## Task goal
Below are some entries. Output each one exactly as it appears.
####
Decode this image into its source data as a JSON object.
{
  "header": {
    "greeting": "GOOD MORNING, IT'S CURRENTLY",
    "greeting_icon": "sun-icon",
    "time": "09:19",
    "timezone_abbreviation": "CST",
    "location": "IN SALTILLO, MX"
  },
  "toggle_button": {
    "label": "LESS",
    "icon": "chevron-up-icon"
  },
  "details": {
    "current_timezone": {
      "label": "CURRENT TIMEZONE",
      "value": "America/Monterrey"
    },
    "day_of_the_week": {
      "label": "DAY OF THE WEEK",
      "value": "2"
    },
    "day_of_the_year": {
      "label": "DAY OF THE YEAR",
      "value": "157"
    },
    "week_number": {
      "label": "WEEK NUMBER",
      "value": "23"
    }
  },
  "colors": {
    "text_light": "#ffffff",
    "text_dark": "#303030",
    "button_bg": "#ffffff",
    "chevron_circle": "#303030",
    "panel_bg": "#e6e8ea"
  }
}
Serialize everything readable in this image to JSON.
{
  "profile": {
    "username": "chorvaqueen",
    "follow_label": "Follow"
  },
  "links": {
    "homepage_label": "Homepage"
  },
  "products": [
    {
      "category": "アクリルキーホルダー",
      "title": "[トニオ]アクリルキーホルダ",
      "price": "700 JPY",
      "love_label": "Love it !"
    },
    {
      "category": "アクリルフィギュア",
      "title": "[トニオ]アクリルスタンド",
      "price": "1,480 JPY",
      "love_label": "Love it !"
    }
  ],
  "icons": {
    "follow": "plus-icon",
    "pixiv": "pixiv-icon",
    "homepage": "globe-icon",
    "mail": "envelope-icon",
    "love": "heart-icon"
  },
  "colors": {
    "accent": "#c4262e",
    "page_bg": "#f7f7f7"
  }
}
####
## Solution below
Decode this image into its source data as a JSON object.
{
  "header": {
    "greeting": "GOOD MORNING, IT'S CURRENTLY",
    "greeting_icon": "sun-icon",
    "time": "09:19",
    "timezone_abbreviation": "CST",
    "location": "IN SALTILLO, MX"
  },
  "toggle_button": {
    "label": "LESS",
    "icon": "chevron-up-icon"
  },
  "details": {
    "current_timezone": {
      "label": "CURRENT TIMEZONE",
      "value": "America/Monterrey"
    },
    "day_of_the_week": {
      "label": "DAY OF THE WEEK",
      "value": "2"
    },
    "day_of_the_year": {
      "label": "DAY OF THE YEAR",
      "value": "157"
    },
    "week_number": {
      "label": "WEEK NUMBER",
      "value": "23"
    }
  },
  "colors": {
    "text_light": "#ffffff",
    "text_dark": "#303030",
    "button_bg": "#ffffff",
    "chevron_circle": "#303030",
    "panel_bg": "#e6e8ea"
  }
}
Serialize everything readable in this image to JSON.
{
  "profile": {
    "username": "chorvaqueen",
    "follow_label": "Follow"
  },
  "links": {
    "homepage_label": "Homepage"
  },
  "products": [
    {
      "category": "アクリルキーホルダー",
      "title": "[トニオ]アクリルキーホルダ",
      "price": "700 JPY",
      "love_label": "Love it !"
    },
    {
      "category": "アクリルフィギュア",
      "title": "[トニオ]アクリルスタンド",
      "price": "1,480 JPY",
      "love_label": "Love it !"
    }
  ],
  "icons": {
    "follow": "plus-icon",
    "pixiv": "pixiv-icon",
    "homepage": "globe-icon",
    "mail": "envelope-icon",
    "love": "heart-icon"
  },
  "colors": {
    "accent": "#c4262e",
    "page_bg": "#f7f7f7"
  }
}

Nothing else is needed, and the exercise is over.